> _Exercise_:
Each line of the material below that holds the word "Kyle" needs to be copied.

Start of Raw records

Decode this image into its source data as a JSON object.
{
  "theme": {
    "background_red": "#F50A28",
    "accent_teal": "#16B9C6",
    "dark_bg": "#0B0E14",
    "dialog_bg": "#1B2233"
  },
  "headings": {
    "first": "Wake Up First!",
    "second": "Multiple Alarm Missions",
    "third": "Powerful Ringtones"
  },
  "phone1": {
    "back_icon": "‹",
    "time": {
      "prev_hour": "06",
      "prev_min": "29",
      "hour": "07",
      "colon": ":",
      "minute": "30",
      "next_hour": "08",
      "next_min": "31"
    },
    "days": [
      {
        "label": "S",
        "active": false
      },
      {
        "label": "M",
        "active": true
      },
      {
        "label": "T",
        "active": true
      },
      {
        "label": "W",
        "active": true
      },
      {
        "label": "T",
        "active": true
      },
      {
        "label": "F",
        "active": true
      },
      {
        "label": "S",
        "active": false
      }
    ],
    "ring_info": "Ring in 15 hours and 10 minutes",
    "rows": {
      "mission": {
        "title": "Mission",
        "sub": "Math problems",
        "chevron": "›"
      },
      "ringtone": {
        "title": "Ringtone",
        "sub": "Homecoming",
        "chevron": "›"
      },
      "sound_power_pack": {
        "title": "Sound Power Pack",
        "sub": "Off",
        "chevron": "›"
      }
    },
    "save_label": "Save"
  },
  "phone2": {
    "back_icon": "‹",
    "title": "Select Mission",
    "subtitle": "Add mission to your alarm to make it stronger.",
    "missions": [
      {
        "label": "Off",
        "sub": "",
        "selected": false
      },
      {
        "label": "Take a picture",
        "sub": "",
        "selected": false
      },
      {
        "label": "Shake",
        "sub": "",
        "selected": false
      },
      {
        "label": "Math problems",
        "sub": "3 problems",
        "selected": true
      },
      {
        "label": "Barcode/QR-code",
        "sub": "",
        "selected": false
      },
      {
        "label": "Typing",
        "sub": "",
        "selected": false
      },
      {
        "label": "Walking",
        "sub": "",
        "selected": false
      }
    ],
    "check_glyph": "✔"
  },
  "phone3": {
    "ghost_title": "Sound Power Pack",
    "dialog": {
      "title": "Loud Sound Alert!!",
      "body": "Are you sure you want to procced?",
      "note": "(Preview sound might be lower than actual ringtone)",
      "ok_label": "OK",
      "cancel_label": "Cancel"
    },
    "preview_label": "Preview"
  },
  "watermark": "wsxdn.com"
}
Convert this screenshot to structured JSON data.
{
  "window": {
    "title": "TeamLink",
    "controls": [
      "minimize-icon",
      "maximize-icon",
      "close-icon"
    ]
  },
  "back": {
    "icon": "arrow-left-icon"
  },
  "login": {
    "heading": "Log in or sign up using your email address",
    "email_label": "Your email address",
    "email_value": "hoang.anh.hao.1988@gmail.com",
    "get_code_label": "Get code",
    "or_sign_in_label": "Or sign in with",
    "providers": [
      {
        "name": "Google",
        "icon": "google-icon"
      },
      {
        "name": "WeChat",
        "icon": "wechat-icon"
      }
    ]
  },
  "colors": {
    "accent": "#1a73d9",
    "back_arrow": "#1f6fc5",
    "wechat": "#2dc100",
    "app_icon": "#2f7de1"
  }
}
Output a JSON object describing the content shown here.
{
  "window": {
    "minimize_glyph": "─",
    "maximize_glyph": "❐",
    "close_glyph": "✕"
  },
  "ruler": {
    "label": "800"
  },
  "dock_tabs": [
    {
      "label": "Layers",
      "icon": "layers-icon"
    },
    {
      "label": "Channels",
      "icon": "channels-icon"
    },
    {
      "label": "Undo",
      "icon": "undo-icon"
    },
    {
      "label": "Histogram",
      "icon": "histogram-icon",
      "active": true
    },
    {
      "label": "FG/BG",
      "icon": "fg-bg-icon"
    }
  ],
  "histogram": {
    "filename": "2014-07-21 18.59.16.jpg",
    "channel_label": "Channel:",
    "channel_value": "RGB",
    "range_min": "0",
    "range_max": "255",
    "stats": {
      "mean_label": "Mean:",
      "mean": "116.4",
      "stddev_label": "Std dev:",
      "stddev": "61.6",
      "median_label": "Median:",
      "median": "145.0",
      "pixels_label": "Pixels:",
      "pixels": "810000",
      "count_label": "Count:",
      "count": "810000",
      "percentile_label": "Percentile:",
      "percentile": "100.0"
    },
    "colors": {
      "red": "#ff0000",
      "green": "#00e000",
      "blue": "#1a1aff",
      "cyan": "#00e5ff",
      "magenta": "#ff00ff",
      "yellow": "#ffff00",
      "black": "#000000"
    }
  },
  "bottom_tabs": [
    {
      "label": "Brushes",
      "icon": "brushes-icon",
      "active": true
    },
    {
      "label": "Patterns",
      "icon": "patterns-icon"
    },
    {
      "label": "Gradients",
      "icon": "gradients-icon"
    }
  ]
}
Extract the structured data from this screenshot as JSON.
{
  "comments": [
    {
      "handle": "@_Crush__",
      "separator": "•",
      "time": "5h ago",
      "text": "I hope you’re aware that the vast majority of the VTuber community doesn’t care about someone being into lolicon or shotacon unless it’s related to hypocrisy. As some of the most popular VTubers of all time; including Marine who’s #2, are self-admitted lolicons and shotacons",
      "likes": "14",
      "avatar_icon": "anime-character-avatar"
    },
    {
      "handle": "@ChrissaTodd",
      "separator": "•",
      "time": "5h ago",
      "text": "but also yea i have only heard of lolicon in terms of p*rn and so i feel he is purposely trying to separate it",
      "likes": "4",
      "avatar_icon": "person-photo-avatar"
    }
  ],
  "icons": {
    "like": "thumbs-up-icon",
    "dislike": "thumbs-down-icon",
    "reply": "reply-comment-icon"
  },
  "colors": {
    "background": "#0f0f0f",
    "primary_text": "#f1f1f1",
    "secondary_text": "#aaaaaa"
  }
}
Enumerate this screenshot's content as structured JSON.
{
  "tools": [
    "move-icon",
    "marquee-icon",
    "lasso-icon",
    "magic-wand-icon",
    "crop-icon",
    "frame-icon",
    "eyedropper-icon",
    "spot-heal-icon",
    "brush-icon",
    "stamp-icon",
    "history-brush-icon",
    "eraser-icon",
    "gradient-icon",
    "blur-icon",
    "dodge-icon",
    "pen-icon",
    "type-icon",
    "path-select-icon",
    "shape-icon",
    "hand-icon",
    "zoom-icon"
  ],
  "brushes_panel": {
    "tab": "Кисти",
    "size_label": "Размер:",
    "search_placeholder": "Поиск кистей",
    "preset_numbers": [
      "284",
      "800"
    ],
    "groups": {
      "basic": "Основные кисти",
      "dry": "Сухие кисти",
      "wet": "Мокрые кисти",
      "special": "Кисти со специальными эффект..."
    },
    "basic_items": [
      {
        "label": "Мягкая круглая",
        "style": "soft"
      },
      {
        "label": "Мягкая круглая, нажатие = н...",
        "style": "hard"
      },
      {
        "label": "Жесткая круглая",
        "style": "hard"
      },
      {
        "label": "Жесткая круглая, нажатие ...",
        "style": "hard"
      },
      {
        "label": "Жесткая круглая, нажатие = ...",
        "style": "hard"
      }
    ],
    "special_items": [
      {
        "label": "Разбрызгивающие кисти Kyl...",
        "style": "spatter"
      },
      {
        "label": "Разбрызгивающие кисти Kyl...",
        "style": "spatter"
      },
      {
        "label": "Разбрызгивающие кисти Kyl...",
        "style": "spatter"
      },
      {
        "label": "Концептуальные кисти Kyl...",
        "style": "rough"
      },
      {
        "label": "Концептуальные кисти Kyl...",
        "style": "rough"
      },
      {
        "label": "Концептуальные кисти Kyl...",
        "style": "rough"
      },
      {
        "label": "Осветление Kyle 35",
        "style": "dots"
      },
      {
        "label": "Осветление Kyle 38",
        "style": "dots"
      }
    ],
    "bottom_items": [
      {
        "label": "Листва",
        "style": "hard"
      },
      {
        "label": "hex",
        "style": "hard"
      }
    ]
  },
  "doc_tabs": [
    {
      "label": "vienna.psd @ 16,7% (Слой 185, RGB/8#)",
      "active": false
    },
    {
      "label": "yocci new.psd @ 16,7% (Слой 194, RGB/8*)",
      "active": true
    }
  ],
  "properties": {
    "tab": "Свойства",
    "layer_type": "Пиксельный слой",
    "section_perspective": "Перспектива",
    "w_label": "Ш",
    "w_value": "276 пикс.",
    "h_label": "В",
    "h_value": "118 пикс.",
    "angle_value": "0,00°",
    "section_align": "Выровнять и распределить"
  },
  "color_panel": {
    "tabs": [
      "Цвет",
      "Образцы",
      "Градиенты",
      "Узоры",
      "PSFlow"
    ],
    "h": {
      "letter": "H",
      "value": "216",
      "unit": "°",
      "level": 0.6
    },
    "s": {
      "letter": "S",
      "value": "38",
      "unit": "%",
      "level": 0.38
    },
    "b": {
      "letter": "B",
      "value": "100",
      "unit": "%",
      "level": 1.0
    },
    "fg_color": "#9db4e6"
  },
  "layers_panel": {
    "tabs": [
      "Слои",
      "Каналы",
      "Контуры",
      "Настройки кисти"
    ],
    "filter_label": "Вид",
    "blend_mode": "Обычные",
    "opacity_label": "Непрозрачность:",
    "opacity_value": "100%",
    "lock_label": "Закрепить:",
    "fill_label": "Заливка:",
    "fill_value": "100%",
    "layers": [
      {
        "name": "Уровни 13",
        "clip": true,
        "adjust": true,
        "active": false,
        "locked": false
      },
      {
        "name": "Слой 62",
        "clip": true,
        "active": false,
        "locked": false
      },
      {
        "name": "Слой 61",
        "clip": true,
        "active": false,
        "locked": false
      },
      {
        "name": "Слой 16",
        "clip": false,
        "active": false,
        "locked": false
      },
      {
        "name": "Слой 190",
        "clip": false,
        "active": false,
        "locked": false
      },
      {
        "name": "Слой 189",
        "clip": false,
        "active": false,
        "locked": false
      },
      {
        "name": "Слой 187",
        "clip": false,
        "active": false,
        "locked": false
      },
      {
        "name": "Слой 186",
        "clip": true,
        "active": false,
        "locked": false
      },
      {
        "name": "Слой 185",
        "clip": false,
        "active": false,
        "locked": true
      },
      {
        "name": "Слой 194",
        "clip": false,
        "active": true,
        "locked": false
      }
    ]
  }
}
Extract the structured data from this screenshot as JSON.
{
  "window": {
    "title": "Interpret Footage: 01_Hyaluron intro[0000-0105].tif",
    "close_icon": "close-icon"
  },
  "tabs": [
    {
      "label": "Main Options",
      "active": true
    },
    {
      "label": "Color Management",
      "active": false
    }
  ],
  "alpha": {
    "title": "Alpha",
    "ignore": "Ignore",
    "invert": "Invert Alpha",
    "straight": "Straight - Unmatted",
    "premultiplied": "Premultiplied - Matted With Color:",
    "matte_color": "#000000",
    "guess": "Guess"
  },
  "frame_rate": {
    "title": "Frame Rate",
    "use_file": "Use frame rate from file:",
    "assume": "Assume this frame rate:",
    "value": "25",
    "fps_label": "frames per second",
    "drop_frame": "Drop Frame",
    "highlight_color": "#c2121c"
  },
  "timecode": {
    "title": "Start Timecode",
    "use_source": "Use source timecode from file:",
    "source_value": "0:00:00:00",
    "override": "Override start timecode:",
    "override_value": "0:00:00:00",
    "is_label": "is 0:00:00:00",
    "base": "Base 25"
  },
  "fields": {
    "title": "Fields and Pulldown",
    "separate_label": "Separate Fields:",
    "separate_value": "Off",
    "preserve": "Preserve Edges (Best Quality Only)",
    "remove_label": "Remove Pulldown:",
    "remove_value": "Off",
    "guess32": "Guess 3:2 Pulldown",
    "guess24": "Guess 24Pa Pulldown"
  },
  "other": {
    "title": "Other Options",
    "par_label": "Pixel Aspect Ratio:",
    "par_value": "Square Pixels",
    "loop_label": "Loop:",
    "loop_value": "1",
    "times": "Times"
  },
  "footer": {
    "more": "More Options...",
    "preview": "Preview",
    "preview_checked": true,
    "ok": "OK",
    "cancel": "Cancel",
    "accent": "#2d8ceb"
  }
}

End of Raw records

> _Answer below_:
        "label": "Осветление Kyle 35",
        "label": "Осветление Kyle 38",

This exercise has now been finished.